Directions for this task: Set each record down exactly, excluding all images.

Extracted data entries
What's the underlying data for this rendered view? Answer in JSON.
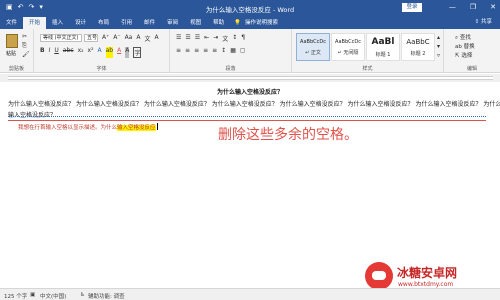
{
  "window": {
    "title": "为什么输入空格没反应 - Word",
    "login_label": "登录",
    "controls": {
      "minimize": "—",
      "restore": "❐",
      "close": "✕"
    },
    "qat_icons": [
      "save-icon",
      "undo-icon",
      "redo-icon",
      "customize-icon"
    ]
  },
  "tabs": {
    "items": [
      "文件",
      "开始",
      "插入",
      "设计",
      "布局",
      "引用",
      "邮件",
      "审阅",
      "视图",
      "帮助"
    ],
    "active": "开始",
    "search_label": "操作说明搜索",
    "share_label": "共享"
  },
  "ribbon": {
    "clipboard": {
      "paste_label": "粘贴",
      "group_label": "剪贴板"
    },
    "font": {
      "font_name": "等线 (中文正文)",
      "font_size": "五号",
      "group_label": "字体",
      "row1": [
        "A⁺",
        "A⁻",
        "Aa",
        "A",
        "文",
        "A"
      ],
      "row2": [
        "B",
        "I",
        "U",
        "abc",
        "x₂",
        "x²",
        "A",
        "ab",
        "A",
        "A",
        "字"
      ]
    },
    "paragraph": {
      "group_label": "段落",
      "row1": [
        "☰",
        "☰",
        "☰",
        "⇤",
        "⇥",
        "文",
        "↕",
        "¶"
      ],
      "row2": [
        "≡",
        "≡",
        "≡",
        "≡",
        "≡",
        "↕",
        "▦",
        "▢"
      ]
    },
    "styles": {
      "group_label": "样式",
      "items": [
        {
          "sample": "AaBbCcDc",
          "name": "↵ 正文"
        },
        {
          "sample": "AaBbCcDc",
          "name": "↵ 无间隔"
        },
        {
          "sample": "AaBl",
          "name": "标题 1"
        },
        {
          "sample": "AaBbC",
          "name": "标题 2"
        }
      ]
    },
    "editing": {
      "group_label": "编辑",
      "find": "⌕ 查找",
      "replace": "ab 替换",
      "select": "⇱ 选择"
    }
  },
  "document": {
    "heading": "为什么输入空格没反应？",
    "line1": "为什么输入空格没反应？ 为什么输入空格没反应？ 为什么输入空格没反应？ 为什么输入空格没反应？ 为什么输入空格没反应？ 为什么输入空格没反应？ 为什么输入空格没反应？ 为什么",
    "line2": "输入空格没反应？",
    "note_prefix": "我想在行首输入空格以显示描述。",
    "note_mid": "为什么",
    "note_highlight": "输入空格没反应",
    "annotation": "删除这些多余的空格。"
  },
  "status": {
    "word_count": "125 个字",
    "language": "中文(中国)",
    "accessibility": "辅助功能: 调查"
  },
  "watermark": {
    "name": "冰糖安卓网",
    "url": "www.btxtdmy.com"
  },
  "colors": {
    "ribbon_blue": "#2b579a",
    "annotation_red": "#e0524a",
    "highlight_yellow": "#fff200"
  }
}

In response:
What's the underlying data for this rendered view? Answer in JSON.
{
  "window": {
    "title": "为什么输入空格没反应 - Word",
    "login_label": "登录",
    "controls": {
      "minimize": "—",
      "restore": "❐",
      "close": "✕"
    },
    "qat_icons": [
      "save-icon",
      "undo-icon",
      "redo-icon",
      "customize-icon"
    ]
  },
  "tabs": {
    "items": [
      "文件",
      "开始",
      "插入",
      "设计",
      "布局",
      "引用",
      "邮件",
      "审阅",
      "视图",
      "帮助"
    ],
    "active": "开始",
    "search_label": "操作说明搜索",
    "share_label": "共享"
  },
  "ribbon": {
    "clipboard": {
      "paste_label": "粘贴",
      "group_label": "剪贴板"
    },
    "font": {
      "font_name": "等线 (中文正文)",
      "font_size": "五号",
      "group_label": "字体",
      "row1": [
        "A⁺",
        "A⁻",
        "Aa",
        "A",
        "文",
        "A"
      ],
      "row2": [
        "B",
        "I",
        "U",
        "abc",
        "x₂",
        "x²",
        "A",
        "ab",
        "A",
        "A",
        "字"
      ]
    },
    "paragraph": {
      "group_label": "段落",
      "row1": [
        "☰",
        "☰",
        "☰",
        "⇤",
        "⇥",
        "文",
        "↕",
        "¶"
      ],
      "row2": [
        "≡",
        "≡",
        "≡",
        "≡",
        "≡",
        "↕",
        "▦",
        "▢"
      ]
    },
    "styles": {
      "group_label": "样式",
      "items": [
        {
          "sample": "AaBbCcDc",
          "name": "↵ 正文"
        },
        {
          "sample": "AaBbCcDc",
          "name": "↵ 无间隔"
        },
        {
          "sample": "AaBl",
          "name": "标题 1"
        },
        {
          "sample": "AaBbC",
          "name": "标题 2"
        }
      ]
    },
    "editing": {
      "group_label": "编辑",
      "find": "⌕ 查找",
      "replace": "ab 替换",
      "select": "⇱ 选择"
    }
  },
  "document": {
    "heading": "为什么输入空格没反应？",
    "line1": "为什么输入空格没反应？ 为什么输入空格没反应？ 为什么输入空格没反应？ 为什么输入空格没反应？ 为什么输入空格没反应？ 为什么输入空格没反应？ 为什么输入空格没反应？ 为什么",
    "line2": "输入空格没反应？",
    "note_prefix": "我想在行首输入空格以显示描述。",
    "note_mid": "为什么",
    "note_highlight": "输入空格没反应",
    "annotation": "删除这些多余的空格。"
  },
  "status": {
    "word_count": "125 个字",
    "language": "中文(中国)",
    "accessibility": "辅助功能: 调查"
  },
  "watermark": {
    "name": "冰糖安卓网",
    "url": "www.btxtdmy.com"
  },
  "colors": {
    "ribbon_blue": "#2b579a",
    "annotation_red": "#e0524a",
    "highlight_yellow": "#fff200"
  }
}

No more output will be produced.